#### Job:
Show every line that has the string "there" in it.

#### Record extracts:
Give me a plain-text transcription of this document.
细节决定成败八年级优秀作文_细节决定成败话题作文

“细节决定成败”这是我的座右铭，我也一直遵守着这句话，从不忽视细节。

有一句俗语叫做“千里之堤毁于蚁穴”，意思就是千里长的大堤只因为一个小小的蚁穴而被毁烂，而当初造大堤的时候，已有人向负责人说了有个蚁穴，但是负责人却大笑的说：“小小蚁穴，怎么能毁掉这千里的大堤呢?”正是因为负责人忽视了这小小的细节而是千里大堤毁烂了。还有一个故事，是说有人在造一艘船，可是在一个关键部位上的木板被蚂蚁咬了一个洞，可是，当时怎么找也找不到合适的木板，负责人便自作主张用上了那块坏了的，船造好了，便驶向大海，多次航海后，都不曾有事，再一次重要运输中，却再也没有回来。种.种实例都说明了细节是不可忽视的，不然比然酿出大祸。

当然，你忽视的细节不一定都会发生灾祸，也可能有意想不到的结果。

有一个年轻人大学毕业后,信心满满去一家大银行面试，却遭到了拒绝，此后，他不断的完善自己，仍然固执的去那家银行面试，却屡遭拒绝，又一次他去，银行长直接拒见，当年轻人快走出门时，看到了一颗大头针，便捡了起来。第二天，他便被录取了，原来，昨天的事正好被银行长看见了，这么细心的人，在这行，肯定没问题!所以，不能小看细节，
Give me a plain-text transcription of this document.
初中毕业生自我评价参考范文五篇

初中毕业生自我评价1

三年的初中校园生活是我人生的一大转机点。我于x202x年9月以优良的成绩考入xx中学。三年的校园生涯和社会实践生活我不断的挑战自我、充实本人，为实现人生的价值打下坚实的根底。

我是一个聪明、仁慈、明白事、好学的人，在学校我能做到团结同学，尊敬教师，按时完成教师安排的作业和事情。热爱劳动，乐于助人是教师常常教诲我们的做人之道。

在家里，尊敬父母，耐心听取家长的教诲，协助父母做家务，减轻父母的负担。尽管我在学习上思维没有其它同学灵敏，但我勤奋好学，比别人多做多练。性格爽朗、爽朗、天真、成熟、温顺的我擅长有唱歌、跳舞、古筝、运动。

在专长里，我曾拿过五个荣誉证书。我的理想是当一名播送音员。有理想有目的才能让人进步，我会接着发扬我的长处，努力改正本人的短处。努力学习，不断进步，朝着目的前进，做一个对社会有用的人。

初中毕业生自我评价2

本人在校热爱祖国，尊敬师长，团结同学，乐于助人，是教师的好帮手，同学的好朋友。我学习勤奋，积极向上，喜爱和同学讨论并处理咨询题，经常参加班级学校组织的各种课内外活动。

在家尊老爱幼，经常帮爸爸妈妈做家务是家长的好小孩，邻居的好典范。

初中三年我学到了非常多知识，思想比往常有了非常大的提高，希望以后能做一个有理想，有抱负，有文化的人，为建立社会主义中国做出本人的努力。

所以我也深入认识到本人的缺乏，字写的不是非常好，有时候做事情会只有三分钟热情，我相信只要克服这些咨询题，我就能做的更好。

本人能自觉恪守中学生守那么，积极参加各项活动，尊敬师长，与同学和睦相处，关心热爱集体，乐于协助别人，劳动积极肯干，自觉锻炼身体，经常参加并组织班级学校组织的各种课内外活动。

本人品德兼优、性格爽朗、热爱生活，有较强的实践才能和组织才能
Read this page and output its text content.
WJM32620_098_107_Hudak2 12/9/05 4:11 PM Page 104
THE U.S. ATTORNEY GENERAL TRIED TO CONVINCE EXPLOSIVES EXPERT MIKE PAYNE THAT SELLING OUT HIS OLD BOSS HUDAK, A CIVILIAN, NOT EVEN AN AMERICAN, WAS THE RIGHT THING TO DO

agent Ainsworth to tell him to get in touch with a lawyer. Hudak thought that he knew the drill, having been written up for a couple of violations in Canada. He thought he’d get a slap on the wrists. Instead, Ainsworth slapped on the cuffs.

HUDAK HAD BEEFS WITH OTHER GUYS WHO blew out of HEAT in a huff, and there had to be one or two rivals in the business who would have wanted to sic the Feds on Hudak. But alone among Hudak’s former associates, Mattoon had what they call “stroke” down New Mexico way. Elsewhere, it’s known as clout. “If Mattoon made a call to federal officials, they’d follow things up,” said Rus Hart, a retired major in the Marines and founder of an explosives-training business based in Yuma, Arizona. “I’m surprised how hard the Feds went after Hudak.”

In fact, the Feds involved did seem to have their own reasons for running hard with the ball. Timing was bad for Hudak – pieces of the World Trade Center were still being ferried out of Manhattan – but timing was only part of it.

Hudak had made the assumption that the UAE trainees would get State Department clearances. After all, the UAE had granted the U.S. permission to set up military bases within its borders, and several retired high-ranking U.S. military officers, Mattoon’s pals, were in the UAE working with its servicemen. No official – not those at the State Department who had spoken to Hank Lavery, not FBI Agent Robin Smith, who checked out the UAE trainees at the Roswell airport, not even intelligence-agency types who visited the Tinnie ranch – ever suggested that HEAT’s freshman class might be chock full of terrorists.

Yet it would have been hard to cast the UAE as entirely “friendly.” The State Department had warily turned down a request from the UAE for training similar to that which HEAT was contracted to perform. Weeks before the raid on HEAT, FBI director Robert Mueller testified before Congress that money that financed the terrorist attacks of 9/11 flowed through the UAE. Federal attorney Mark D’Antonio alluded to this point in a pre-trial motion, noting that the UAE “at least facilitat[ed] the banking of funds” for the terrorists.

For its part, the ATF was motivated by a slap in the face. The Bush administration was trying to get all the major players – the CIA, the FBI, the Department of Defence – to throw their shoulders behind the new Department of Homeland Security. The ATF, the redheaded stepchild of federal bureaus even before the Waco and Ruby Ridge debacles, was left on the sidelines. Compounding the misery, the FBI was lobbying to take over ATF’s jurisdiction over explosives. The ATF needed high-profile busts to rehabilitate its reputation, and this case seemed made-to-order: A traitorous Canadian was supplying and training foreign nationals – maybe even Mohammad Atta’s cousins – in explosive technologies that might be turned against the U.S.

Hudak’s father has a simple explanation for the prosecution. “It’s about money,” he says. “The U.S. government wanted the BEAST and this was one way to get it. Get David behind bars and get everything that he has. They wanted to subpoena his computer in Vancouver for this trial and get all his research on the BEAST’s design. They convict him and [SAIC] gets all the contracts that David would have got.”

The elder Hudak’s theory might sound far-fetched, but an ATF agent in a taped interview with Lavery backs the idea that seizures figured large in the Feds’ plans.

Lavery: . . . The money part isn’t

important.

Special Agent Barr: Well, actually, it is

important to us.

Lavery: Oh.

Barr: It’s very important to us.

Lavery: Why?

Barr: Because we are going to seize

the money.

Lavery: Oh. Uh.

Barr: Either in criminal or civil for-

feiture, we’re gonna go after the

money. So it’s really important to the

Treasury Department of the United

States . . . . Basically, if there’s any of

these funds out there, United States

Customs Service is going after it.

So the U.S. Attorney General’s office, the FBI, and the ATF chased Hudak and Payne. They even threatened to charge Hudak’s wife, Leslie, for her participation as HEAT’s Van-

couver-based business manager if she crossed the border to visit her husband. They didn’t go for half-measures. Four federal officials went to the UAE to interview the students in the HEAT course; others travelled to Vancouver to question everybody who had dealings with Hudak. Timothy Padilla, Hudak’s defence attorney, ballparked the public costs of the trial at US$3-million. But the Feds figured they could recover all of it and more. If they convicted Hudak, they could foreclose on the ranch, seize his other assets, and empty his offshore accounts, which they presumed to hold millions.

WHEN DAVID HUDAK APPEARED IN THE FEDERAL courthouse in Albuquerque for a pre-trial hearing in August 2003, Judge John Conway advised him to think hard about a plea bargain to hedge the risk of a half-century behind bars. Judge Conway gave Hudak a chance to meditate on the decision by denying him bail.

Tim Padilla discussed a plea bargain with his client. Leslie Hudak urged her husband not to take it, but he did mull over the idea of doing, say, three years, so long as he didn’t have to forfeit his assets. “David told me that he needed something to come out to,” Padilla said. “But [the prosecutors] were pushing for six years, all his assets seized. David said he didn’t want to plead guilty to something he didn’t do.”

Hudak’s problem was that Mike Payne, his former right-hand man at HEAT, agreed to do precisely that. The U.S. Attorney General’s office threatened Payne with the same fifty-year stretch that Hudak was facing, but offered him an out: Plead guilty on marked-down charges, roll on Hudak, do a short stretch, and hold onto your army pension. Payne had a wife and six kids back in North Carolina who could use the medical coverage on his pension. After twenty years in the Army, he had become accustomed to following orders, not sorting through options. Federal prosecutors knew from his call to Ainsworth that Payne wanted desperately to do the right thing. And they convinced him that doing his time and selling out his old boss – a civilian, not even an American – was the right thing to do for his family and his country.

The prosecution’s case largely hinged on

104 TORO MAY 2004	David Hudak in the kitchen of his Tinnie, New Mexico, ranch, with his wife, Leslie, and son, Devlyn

#### Result of the exercise:
HUDAK HAD BEEFS WITH OTHER GUYS WHO blew out of HEAT in a huff, and there had to be one or two rivals in the business who would have wanted to sic the Feds on Hudak. But alone among Hudak’s former associates, Mattoon had what they call “stroke” down New Mexico way. Elsewhere, it’s known as clout. “If Mattoon made a call to federal officials, they’d follow things up,” said Rus Hart, a retired major in the Marines and founder of an explosives-training business based in Yuma, Arizona. “I’m surprised how hard the Feds went after Hudak.”
States . . . . Basically, if there’s any of
these funds out there, United States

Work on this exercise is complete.